BEGIN Listing
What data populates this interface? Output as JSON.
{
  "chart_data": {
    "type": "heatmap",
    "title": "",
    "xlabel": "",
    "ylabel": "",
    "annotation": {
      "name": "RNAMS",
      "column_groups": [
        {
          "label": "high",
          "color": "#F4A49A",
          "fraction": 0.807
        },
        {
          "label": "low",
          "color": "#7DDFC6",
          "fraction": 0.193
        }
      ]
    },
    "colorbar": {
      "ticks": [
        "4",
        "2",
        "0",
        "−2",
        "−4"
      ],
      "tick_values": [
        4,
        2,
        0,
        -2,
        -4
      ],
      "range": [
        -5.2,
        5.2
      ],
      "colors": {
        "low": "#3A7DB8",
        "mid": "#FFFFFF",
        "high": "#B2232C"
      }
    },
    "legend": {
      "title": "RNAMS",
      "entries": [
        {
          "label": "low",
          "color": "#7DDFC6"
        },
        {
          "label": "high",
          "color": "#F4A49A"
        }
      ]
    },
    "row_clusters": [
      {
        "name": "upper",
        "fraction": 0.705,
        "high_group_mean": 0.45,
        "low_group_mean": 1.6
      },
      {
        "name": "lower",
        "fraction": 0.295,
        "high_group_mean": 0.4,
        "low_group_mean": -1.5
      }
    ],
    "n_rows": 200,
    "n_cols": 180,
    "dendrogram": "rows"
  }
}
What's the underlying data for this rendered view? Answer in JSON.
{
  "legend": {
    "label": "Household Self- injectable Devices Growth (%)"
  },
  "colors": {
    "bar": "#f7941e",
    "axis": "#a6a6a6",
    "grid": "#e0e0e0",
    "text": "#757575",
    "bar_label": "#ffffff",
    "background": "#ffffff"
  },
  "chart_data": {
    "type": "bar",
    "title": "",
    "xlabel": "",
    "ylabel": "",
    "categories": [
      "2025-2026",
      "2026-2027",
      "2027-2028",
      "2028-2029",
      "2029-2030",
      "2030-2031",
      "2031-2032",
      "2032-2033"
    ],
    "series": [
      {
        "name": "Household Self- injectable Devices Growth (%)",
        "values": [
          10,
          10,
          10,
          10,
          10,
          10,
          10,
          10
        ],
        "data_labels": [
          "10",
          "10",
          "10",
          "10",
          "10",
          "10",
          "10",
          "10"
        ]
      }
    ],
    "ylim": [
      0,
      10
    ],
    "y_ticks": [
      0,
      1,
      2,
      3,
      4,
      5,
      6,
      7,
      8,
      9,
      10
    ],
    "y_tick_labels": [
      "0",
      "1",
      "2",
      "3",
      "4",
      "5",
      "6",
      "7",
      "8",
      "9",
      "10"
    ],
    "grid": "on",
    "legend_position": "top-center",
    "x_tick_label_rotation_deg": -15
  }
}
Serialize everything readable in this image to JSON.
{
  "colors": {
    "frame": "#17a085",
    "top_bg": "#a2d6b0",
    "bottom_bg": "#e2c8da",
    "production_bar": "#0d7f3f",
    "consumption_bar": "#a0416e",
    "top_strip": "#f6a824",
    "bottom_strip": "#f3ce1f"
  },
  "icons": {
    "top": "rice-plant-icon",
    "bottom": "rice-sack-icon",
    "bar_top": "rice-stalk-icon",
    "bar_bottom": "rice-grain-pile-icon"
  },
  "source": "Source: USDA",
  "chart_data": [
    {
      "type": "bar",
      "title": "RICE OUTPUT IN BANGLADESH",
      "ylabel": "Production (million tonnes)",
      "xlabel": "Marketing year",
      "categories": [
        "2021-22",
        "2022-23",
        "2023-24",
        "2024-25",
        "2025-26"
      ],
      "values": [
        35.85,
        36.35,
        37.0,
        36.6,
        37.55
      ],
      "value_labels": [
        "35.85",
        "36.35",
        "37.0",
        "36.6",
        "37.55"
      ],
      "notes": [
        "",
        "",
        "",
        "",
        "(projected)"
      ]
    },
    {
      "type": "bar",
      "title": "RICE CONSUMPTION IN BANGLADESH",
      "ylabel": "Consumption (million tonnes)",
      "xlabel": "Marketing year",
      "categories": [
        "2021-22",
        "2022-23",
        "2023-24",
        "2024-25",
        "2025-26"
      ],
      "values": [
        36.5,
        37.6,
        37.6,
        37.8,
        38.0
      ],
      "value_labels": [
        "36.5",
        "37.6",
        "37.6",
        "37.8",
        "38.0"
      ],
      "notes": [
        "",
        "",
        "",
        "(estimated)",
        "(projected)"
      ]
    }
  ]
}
END Listing
> To do: Each line above is to be repeated exactly.

> Solution for this problem:
What data populates this interface? Output as JSON.
{
  "chart_data": {
    "type": "heatmap",
    "title": "",
    "xlabel": "",
    "ylabel": "",
    "annotation": {
      "name": "RNAMS",
      "column_groups": [
        {
          "label": "high",
          "color": "#F4A49A",
          "fraction": 0.807
        },
        {
          "label": "low",
          "color": "#7DDFC6",
          "fraction": 0.193
        }
      ]
    },
    "colorbar": {
      "ticks": [
        "4",
        "2",
        "0",
        "−2",
        "−4"
      ],
      "tick_values": [
        4,
        2,
        0,
        -2,
        -4
      ],
      "range": [
        -5.2,
        5.2
      ],
      "colors": {
        "low": "#3A7DB8",
        "mid": "#FFFFFF",
        "high": "#B2232C"
      }
    },
    "legend": {
      "title": "RNAMS",
      "entries": [
        {
          "label": "low",
          "color": "#7DDFC6"
        },
        {
          "label": "high",
          "color": "#F4A49A"
        }
      ]
    },
    "row_clusters": [
      {
        "name": "upper",
        "fraction": 0.705,
        "high_group_mean": 0.45,
        "low_group_mean": 1.6
      },
      {
        "name": "lower",
        "fraction": 0.295,
        "high_group_mean": 0.4,
        "low_group_mean": -1.5
      }
    ],
    "n_rows": 200,
    "n_cols": 180,
    "dendrogram": "rows"
  }
}
What's the underlying data for this rendered view? Answer in JSON.
{
  "legend": {
    "label": "Household Self- injectable Devices Growth (%)"
  },
  "colors": {
    "bar": "#f7941e",
    "axis": "#a6a6a6",
    "grid": "#e0e0e0",
    "text": "#757575",
    "bar_label": "#ffffff",
    "background": "#ffffff"
  },
  "chart_data": {
    "type": "bar",
    "title": "",
    "xlabel": "",
    "ylabel": "",
    "categories": [
      "2025-2026",
      "2026-2027",
      "2027-2028",
      "2028-2029",
      "2029-2030",
      "2030-2031",
      "2031-2032",
      "2032-2033"
    ],
    "series": [
      {
        "name": "Household Self- injectable Devices Growth (%)",
        "values": [
          10,
          10,
          10,
          10,
          10,
          10,
          10,
          10
        ],
        "data_labels": [
          "10",
          "10",
          "10",
          "10",
          "10",
          "10",
          "10",
          "10"
        ]
      }
    ],
    "ylim": [
      0,
      10
    ],
    "y_ticks": [
      0,
      1,
      2,
      3,
      4,
      5,
      6,
      7,
      8,
      9,
      10
    ],
    "y_tick_labels": [
      "0",
      "1",
      "2",
      "3",
      "4",
      "5",
      "6",
      "7",
      "8",
      "9",
      "10"
    ],
    "grid": "on",
    "legend_position": "top-center",
    "x_tick_label_rotation_deg": -15
  }
}
Serialize everything readable in this image to JSON.
{
  "colors": {
    "frame": "#17a085",
    "top_bg": "#a2d6b0",
    "bottom_bg": "#e2c8da",
    "production_bar": "#0d7f3f",
    "consumption_bar": "#a0416e",
    "top_strip": "#f6a824",
    "bottom_strip": "#f3ce1f"
  },
  "icons": {
    "top": "rice-plant-icon",
    "bottom": "rice-sack-icon",
    "bar_top": "rice-stalk-icon",
    "bar_bottom": "rice-grain-pile-icon"
  },
  "source": "Source: USDA",
  "chart_data": [
    {
      "type": "bar",
      "title": "RICE OUTPUT IN BANGLADESH",
      "ylabel": "Production (million tonnes)",
      "xlabel": "Marketing year",
      "categories": [
        "2021-22",
        "2022-23",
        "2023-24",
        "2024-25",
        "2025-26"
      ],
      "values": [
        35.85,
        36.35,
        37.0,
        36.6,
        37.55
      ],
      "value_labels": [
        "35.85",
        "36.35",
        "37.0",
        "36.6",
        "37.55"
      ],
      "notes": [
        "",
        "",
        "",
        "",
        "(projected)"
      ]
    },
    {
      "type": "bar",
      "title": "RICE CONSUMPTION IN BANGLADESH",
      "ylabel": "Consumption (million tonnes)",
      "xlabel": "Marketing year",
      "categories": [
        "2021-22",
        "2022-23",
        "2023-24",
        "2024-25",
        "2025-26"
      ],
      "values": [
        36.5,
        37.6,
        37.6,
        37.8,
        38.0
      ],
      "value_labels": [
        "36.5",
        "37.6",
        "37.6",
        "37.8",
        "38.0"
      ],
      "notes": [
        "",
        "",
        "",
        "(estimated)",
        "(projected)"
      ]
    }
  ]
}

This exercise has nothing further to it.